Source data
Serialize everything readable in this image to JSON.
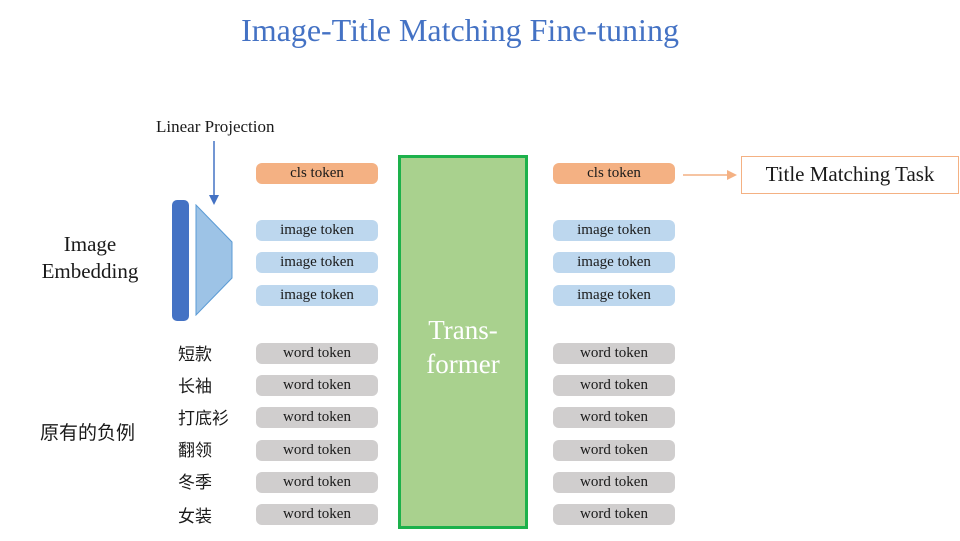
{
  "title": "Image-Title Matching Fine-tuning",
  "linear_projection": "Linear Projection",
  "image_embedding": "Image Embedding",
  "negative_examples_label": "原有的负例",
  "title_words": [
    "短款",
    "长袖",
    "打底衫",
    "翻领",
    "冬季",
    "女装"
  ],
  "tokens": {
    "cls": "cls token",
    "image": "image token",
    "word": "word token"
  },
  "transformer": "Trans-\nformer",
  "task": "Title Matching Task",
  "colors": {
    "title": "#4472c4",
    "cls_token": "#f4b183",
    "image_token": "#bdd7ee",
    "word_token": "#d0cece",
    "transformer_fill": "#a9d18e",
    "transformer_border": "#1db14b",
    "embedding_bar": "#4472c4"
  }
}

**Description of the task:** Exclude the pictures and transcribe all of the entries exactly.

**The reply:**
Serialize everything readable in this image to JSON.
{
  "title": "Image-Title Matching Fine-tuning",
  "linear_projection": "Linear Projection",
  "image_embedding": "Image Embedding",
  "negative_examples_label": "原有的负例",
  "title_words": [
    "短款",
    "长袖",
    "打底衫",
    "翻领",
    "冬季",
    "女装"
  ],
  "tokens": {
    "cls": "cls token",
    "image": "image token",
    "word": "word token"
  },
  "transformer": "Trans-\nformer",
  "task": "Title Matching Task",
  "colors": {
    "title": "#4472c4",
    "cls_token": "#f4b183",
    "image_token": "#bdd7ee",
    "word_token": "#d0cece",
    "transformer_fill": "#a9d18e",
    "transformer_border": "#1db14b",
    "embedding_bar": "#4472c4"
  }
}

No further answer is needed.